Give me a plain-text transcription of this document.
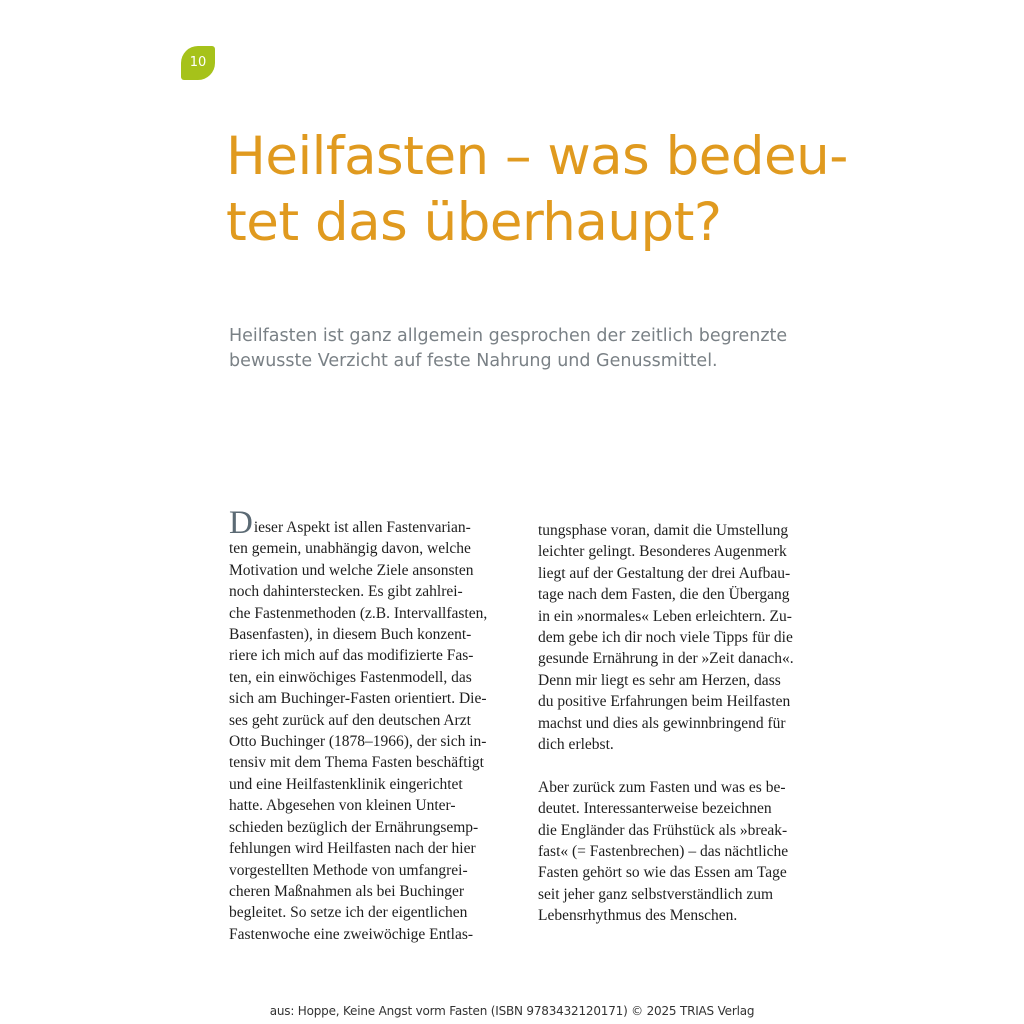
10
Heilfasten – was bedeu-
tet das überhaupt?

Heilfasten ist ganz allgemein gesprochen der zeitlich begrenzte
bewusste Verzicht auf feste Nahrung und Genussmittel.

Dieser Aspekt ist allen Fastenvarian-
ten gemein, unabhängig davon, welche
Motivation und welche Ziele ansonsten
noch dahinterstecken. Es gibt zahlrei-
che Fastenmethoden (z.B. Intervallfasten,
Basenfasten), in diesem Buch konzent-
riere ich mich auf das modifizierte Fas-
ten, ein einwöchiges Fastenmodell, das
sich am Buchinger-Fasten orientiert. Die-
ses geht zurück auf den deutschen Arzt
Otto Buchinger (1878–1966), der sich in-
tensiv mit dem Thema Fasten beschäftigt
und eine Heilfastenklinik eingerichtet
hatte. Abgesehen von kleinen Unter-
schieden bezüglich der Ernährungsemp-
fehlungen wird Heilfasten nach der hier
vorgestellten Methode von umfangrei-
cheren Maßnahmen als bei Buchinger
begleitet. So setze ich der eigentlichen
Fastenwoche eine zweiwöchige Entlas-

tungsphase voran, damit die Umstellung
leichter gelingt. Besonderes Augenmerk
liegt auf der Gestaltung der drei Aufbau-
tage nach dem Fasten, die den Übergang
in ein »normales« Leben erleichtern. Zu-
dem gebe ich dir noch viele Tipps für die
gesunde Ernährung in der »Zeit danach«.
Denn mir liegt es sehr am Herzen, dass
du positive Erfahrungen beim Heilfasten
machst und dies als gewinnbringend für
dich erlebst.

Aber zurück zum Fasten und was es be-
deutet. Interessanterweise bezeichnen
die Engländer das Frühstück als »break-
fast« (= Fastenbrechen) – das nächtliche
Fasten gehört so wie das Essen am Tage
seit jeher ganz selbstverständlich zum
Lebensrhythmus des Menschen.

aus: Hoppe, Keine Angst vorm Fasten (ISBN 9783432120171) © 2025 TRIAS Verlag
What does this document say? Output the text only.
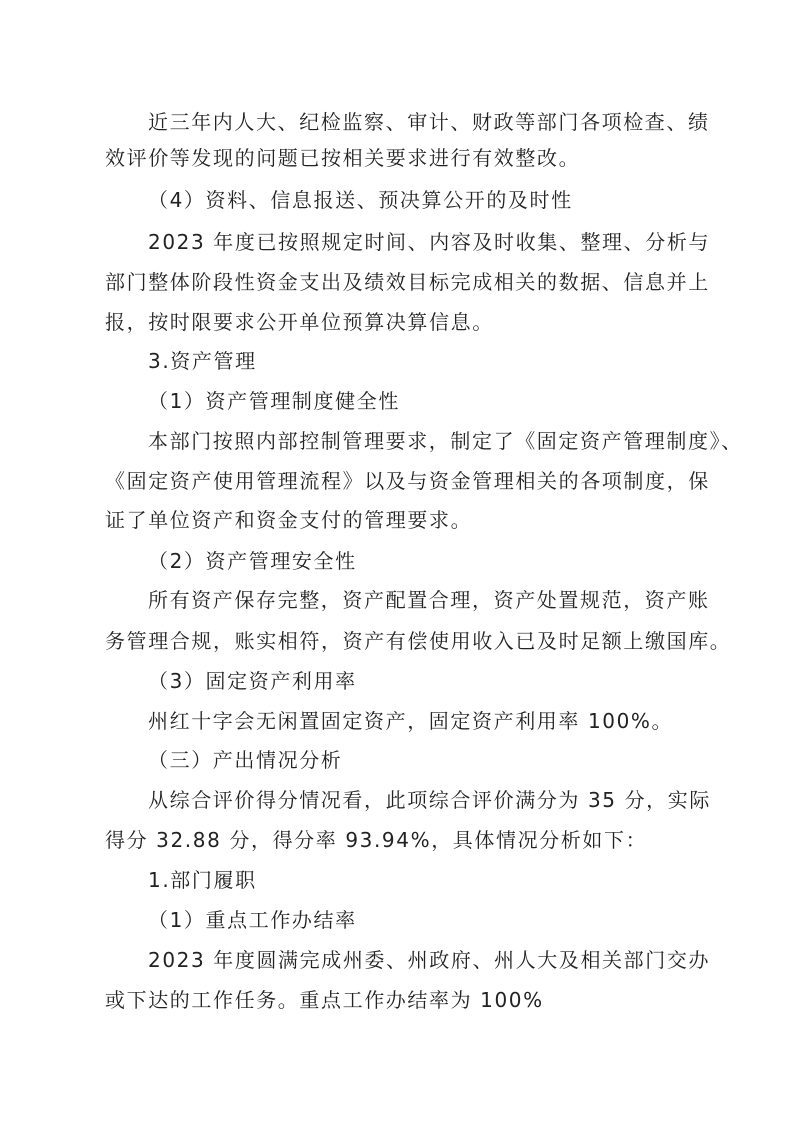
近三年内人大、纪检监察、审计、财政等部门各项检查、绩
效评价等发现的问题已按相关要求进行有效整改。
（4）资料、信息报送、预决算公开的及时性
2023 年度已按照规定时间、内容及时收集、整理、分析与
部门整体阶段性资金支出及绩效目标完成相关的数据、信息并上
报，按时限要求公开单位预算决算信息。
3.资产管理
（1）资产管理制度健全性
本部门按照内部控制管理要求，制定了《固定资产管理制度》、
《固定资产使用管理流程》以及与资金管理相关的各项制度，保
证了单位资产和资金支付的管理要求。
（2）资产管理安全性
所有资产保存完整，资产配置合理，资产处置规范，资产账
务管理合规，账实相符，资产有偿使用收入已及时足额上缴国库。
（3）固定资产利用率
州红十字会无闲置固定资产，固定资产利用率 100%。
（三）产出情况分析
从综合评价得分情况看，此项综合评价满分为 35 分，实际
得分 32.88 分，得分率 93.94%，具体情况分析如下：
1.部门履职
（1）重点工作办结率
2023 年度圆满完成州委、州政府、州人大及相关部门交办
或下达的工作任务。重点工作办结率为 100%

━━━━━━━━━━━━━━━━

- [The problem] Drop the images and repeat the data exactly.

- [The response]
Give me a plain-text transcription of this document.
10
Heilfasten – was bedeu-
tet das überhaupt?

Heilfasten ist ganz allgemein gesprochen der zeitlich begrenzte
bewusste Verzicht auf feste Nahrung und Genussmittel.

Dieser Aspekt ist allen Fastenvarian-
ten gemein, unabhängig davon, welche
Motivation und welche Ziele ansonsten
noch dahinterstecken. Es gibt zahlrei-
che Fastenmethoden (z.B. Intervallfasten,
Basenfasten), in diesem Buch konzent-
riere ich mich auf das modifizierte Fas-
ten, ein einwöchiges Fastenmodell, das
sich am Buchinger-Fasten orientiert. Die-
ses geht zurück auf den deutschen Arzt
Otto Buchinger (1878–1966), der sich in-
tensiv mit dem Thema Fasten beschäftigt
und eine Heilfastenklinik eingerichtet
hatte. Abgesehen von kleinen Unter-
schieden bezüglich der Ernährungsemp-
fehlungen wird Heilfasten nach der hier
vorgestellten Methode von umfangrei-
cheren Maßnahmen als bei Buchinger
begleitet. So setze ich der eigentlichen
Fastenwoche eine zweiwöchige Entlas-

tungsphase voran, damit die Umstellung
leichter gelingt. Besonderes Augenmerk
liegt auf der Gestaltung der drei Aufbau-
tage nach dem Fasten, die den Übergang
in ein »normales« Leben erleichtern. Zu-
dem gebe ich dir noch viele Tipps für die
gesunde Ernährung in der »Zeit danach«.
Denn mir liegt es sehr am Herzen, dass
du positive Erfahrungen beim Heilfasten
machst und dies als gewinnbringend für
dich erlebst.

Aber zurück zum Fasten und was es be-
deutet. Interessanterweise bezeichnen
die Engländer das Frühstück als »break-
fast« (= Fastenbrechen) – das nächtliche
Fasten gehört so wie das Essen am Tage
seit jeher ganz selbstverständlich zum
Lebensrhythmus des Menschen.

aus: Hoppe, Keine Angst vorm Fasten (ISBN 9783432120171) © 2025 TRIAS Verlag
What does this document say? Output the text only.
近三年内人大、纪检监察、审计、财政等部门各项检查、绩
效评价等发现的问题已按相关要求进行有效整改。
（4）资料、信息报送、预决算公开的及时性
2023 年度已按照规定时间、内容及时收集、整理、分析与
部门整体阶段性资金支出及绩效目标完成相关的数据、信息并上
报，按时限要求公开单位预算决算信息。
3.资产管理
（1）资产管理制度健全性
本部门按照内部控制管理要求，制定了《固定资产管理制度》、
《固定资产使用管理流程》以及与资金管理相关的各项制度，保
证了单位资产和资金支付的管理要求。
（2）资产管理安全性
所有资产保存完整，资产配置合理，资产处置规范，资产账
务管理合规，账实相符，资产有偿使用收入已及时足额上缴国库。
（3）固定资产利用率
州红十字会无闲置固定资产，固定资产利用率 100%。
（三）产出情况分析
从综合评价得分情况看，此项综合评价满分为 35 分，实际
得分 32.88 分，得分率 93.94%，具体情况分析如下：
1.部门履职
（1）重点工作办结率
2023 年度圆满完成州委、州政府、州人大及相关部门交办
或下达的工作任务。重点工作办结率为 100%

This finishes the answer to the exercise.